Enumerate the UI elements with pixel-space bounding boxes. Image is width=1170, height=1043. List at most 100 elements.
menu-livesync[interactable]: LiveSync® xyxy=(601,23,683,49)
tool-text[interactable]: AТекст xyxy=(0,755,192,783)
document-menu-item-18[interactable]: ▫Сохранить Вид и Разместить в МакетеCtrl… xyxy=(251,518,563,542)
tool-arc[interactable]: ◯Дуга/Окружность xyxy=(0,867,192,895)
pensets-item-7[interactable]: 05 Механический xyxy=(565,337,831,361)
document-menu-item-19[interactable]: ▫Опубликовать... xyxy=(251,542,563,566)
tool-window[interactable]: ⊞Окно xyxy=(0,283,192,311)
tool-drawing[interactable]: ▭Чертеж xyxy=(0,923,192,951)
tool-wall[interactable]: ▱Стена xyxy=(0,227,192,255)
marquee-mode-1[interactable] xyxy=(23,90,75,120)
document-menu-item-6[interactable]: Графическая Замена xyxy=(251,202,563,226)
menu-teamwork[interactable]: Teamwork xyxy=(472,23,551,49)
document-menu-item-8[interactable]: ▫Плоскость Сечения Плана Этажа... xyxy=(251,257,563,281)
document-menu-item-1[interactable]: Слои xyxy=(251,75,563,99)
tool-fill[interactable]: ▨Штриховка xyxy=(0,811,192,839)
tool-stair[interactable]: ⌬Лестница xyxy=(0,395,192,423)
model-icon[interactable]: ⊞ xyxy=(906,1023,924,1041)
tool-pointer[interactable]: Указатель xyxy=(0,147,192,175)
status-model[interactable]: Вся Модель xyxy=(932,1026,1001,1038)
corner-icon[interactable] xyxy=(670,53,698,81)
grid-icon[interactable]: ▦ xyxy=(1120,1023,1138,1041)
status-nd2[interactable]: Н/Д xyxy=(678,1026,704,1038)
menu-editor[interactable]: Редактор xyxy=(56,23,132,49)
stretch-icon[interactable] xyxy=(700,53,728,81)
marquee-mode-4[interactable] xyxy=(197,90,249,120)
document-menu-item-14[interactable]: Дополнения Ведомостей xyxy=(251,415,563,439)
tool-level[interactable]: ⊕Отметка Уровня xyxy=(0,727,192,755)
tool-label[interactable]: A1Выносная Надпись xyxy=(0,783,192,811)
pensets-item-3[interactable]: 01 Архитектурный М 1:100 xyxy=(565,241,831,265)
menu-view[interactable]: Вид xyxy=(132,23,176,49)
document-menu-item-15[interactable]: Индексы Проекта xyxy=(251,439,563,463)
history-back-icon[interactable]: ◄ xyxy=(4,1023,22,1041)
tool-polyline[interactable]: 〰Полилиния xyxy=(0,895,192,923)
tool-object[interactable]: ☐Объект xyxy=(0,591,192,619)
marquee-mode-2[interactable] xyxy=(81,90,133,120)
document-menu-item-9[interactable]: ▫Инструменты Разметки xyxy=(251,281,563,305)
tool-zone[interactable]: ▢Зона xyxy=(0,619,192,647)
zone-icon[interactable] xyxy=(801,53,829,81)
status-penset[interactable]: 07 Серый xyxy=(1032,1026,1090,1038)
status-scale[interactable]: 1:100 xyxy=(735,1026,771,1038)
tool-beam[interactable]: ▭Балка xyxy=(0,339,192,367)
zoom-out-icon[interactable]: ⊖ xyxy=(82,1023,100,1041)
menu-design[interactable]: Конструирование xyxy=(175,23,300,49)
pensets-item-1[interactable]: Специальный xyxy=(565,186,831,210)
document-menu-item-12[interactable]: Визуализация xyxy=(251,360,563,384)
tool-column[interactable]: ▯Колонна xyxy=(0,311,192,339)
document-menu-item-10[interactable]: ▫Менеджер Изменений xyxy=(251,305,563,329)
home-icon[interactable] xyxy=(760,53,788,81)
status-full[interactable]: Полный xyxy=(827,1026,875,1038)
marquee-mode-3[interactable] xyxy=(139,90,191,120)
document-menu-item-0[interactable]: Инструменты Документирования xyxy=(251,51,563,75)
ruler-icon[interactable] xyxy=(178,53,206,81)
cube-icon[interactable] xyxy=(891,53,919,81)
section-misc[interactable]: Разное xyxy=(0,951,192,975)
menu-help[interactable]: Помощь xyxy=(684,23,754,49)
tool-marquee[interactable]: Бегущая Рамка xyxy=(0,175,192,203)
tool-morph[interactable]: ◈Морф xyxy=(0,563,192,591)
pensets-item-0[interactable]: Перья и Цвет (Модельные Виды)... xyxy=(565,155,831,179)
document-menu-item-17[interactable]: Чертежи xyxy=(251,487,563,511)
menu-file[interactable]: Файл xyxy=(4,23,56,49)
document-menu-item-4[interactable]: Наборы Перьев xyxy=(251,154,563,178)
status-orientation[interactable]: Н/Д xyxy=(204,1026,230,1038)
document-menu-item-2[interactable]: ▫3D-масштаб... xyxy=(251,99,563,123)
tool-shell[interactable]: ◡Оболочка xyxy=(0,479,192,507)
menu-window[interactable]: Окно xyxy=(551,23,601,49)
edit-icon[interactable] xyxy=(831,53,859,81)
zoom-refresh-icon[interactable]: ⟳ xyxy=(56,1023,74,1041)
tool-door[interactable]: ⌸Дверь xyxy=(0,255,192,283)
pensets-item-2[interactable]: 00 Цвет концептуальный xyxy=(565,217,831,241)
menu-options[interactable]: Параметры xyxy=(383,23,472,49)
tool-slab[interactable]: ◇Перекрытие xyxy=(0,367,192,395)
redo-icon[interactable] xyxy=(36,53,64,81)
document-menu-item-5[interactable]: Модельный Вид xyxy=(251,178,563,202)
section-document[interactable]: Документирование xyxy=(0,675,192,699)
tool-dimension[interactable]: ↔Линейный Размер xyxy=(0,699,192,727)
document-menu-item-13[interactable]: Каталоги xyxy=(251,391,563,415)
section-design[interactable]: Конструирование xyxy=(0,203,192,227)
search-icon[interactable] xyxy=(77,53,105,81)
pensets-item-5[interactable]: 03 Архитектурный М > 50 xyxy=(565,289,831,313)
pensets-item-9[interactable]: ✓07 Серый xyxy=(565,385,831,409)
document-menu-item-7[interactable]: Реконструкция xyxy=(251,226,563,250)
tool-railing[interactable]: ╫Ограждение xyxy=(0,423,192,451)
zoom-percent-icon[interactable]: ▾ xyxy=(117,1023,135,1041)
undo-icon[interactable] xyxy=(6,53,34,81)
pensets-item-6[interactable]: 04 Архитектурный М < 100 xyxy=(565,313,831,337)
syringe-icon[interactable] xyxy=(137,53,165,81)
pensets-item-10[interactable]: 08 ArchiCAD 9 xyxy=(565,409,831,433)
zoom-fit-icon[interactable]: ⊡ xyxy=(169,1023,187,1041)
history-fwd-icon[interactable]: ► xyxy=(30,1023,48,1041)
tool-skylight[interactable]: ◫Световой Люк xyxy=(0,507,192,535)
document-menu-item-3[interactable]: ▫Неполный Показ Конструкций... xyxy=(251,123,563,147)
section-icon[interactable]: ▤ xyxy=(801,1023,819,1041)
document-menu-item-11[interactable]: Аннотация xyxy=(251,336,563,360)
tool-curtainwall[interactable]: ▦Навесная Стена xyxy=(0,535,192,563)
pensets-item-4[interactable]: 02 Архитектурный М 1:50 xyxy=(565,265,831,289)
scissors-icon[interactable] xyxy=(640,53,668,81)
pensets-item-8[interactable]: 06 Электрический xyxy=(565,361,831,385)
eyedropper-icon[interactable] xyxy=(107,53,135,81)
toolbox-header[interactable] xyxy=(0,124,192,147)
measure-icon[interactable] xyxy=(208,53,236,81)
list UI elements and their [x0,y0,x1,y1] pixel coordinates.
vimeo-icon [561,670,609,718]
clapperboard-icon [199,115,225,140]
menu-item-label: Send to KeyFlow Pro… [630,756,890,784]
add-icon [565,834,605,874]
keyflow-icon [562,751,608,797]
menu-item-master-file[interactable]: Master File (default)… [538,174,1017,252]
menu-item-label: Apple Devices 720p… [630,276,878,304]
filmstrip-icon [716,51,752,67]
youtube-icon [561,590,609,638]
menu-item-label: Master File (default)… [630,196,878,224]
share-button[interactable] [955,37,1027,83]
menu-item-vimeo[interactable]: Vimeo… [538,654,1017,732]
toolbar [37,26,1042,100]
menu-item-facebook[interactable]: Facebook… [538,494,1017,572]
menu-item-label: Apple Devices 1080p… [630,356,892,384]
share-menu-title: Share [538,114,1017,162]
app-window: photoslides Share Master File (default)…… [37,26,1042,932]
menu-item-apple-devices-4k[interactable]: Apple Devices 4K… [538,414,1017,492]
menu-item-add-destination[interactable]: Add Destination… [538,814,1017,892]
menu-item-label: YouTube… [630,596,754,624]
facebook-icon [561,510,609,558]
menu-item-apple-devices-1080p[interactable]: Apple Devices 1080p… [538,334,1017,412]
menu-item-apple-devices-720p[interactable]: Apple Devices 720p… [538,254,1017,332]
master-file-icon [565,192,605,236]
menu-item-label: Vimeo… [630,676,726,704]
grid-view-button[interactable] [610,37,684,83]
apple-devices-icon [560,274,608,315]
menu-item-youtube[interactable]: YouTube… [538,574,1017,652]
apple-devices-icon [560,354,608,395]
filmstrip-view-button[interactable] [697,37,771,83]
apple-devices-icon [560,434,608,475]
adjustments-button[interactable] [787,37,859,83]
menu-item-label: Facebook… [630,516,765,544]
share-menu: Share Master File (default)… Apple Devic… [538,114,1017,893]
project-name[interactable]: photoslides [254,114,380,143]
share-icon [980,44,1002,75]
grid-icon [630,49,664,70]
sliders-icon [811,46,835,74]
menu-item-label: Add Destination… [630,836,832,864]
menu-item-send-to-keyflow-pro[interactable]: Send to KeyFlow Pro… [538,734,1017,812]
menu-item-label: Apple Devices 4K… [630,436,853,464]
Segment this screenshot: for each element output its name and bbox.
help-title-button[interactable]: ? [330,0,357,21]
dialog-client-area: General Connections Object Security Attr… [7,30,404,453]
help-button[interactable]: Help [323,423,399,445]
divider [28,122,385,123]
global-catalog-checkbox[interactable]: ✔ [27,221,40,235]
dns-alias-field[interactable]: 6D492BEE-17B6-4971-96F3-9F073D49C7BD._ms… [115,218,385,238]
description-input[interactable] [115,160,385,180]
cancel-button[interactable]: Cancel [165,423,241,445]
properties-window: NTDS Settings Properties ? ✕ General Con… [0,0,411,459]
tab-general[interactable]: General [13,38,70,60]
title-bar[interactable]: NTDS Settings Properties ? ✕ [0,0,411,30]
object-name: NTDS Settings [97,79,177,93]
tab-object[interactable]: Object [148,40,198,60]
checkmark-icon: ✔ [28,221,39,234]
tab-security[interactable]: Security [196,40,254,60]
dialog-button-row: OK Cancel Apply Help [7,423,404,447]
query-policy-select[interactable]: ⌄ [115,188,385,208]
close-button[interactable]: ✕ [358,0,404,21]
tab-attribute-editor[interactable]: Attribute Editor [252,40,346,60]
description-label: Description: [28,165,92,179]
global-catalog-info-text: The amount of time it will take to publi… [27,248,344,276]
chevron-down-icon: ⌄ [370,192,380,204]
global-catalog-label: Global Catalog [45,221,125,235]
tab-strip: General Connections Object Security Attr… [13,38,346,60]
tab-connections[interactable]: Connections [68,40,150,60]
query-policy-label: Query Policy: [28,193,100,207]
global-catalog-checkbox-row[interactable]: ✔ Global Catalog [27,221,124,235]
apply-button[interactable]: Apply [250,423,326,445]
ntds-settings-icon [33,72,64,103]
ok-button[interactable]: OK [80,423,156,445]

----------

* [INSTRUCTIONS TO FOLLOW]
Reproduce word for word the lines starting at the first line and ending at the line that contains "marquee-mode-2[interactable] xyxy=(81,90,133,120)".

* [RESULT OF THIS EXERCISE]
Enumerate the UI elements with pixel-space bounding boxes. Image is width=1170, height=1043. List at most 100 elements.
menu-livesync[interactable]: LiveSync® xyxy=(601,23,683,49)
tool-text[interactable]: AТекст xyxy=(0,755,192,783)
document-menu-item-18[interactable]: ▫Сохранить Вид и Разместить в МакетеCtrl… xyxy=(251,518,563,542)
tool-arc[interactable]: ◯Дуга/Окружность xyxy=(0,867,192,895)
pensets-item-7[interactable]: 05 Механический xyxy=(565,337,831,361)
document-menu-item-19[interactable]: ▫Опубликовать... xyxy=(251,542,563,566)
tool-window[interactable]: ⊞Окно xyxy=(0,283,192,311)
tool-drawing[interactable]: ▭Чертеж xyxy=(0,923,192,951)
tool-wall[interactable]: ▱Стена xyxy=(0,227,192,255)
marquee-mode-1[interactable] xyxy=(23,90,75,120)
document-menu-item-6[interactable]: Графическая Замена xyxy=(251,202,563,226)
menu-teamwork[interactable]: Teamwork xyxy=(472,23,551,49)
document-menu-item-8[interactable]: ▫Плоскость Сечения Плана Этажа... xyxy=(251,257,563,281)
document-menu-item-1[interactable]: Слои xyxy=(251,75,563,99)
tool-fill[interactable]: ▨Штриховка xyxy=(0,811,192,839)
tool-stair[interactable]: ⌬Лестница xyxy=(0,395,192,423)
model-icon[interactable]: ⊞ xyxy=(906,1023,924,1041)
tool-pointer[interactable]: Указатель xyxy=(0,147,192,175)
status-model[interactable]: Вся Модель xyxy=(932,1026,1001,1038)
corner-icon[interactable] xyxy=(670,53,698,81)
grid-icon[interactable]: ▦ xyxy=(1120,1023,1138,1041)
status-nd2[interactable]: Н/Д xyxy=(678,1026,704,1038)
menu-editor[interactable]: Редактор xyxy=(56,23,132,49)
stretch-icon[interactable] xyxy=(700,53,728,81)
marquee-mode-4[interactable] xyxy=(197,90,249,120)
document-menu-item-14[interactable]: Дополнения Ведомостей xyxy=(251,415,563,439)
tool-level[interactable]: ⊕Отметка Уровня xyxy=(0,727,192,755)
tool-label[interactable]: A1Выносная Надпись xyxy=(0,783,192,811)
pensets-item-3[interactable]: 01 Архитектурный М 1:100 xyxy=(565,241,831,265)
menu-view[interactable]: Вид xyxy=(132,23,176,49)
document-menu-item-15[interactable]: Индексы Проекта xyxy=(251,439,563,463)
history-back-icon[interactable]: ◄ xyxy=(4,1023,22,1041)
tool-polyline[interactable]: 〰Полилиния xyxy=(0,895,192,923)
tool-object[interactable]: ☐Объект xyxy=(0,591,192,619)
marquee-mode-2[interactable] xyxy=(81,90,133,120)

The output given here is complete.